§ **Extracted data entries**:
++++
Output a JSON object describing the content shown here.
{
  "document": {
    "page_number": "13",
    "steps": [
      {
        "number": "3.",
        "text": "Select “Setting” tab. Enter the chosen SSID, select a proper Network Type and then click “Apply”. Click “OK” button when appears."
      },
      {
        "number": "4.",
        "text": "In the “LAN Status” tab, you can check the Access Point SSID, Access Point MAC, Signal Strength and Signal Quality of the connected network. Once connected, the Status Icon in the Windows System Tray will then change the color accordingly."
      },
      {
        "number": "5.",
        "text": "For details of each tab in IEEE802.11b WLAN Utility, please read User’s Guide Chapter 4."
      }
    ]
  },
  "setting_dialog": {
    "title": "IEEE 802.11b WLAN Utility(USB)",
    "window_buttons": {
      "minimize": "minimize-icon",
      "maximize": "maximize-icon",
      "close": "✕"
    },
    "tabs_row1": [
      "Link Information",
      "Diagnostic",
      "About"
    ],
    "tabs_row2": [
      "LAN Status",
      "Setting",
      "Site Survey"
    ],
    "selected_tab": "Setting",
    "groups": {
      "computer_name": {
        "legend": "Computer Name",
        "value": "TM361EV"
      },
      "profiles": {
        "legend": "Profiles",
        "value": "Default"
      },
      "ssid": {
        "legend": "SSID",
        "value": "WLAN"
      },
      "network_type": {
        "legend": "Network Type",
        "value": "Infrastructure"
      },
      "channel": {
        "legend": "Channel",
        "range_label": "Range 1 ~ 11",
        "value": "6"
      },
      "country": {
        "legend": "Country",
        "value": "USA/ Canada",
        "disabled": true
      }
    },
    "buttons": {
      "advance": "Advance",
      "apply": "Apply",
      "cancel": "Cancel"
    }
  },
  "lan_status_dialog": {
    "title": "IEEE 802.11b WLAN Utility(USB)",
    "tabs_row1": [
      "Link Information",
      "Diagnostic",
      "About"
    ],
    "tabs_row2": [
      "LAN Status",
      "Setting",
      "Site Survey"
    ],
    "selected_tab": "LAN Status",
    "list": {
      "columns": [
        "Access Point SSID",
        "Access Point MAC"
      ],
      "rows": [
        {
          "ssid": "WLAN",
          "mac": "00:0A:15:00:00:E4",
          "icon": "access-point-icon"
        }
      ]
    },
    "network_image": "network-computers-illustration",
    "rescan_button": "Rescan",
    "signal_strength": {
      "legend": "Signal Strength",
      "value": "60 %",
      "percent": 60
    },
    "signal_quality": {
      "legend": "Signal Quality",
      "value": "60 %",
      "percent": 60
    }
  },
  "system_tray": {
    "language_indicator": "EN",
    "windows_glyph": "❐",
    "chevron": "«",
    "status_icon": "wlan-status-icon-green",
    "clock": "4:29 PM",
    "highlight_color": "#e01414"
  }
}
++++
§ **What you will do**: Which lines contain "legend"? Show each of them.

§ **Full answer**:
        "legend": "Computer Name",
        "legend": "Profiles",
        "legend": "SSID",
        "legend": "Network Type",
        "legend": "Channel",
        "legend": "Country",
      "legend": "Signal Strength",
      "legend": "Signal Quality",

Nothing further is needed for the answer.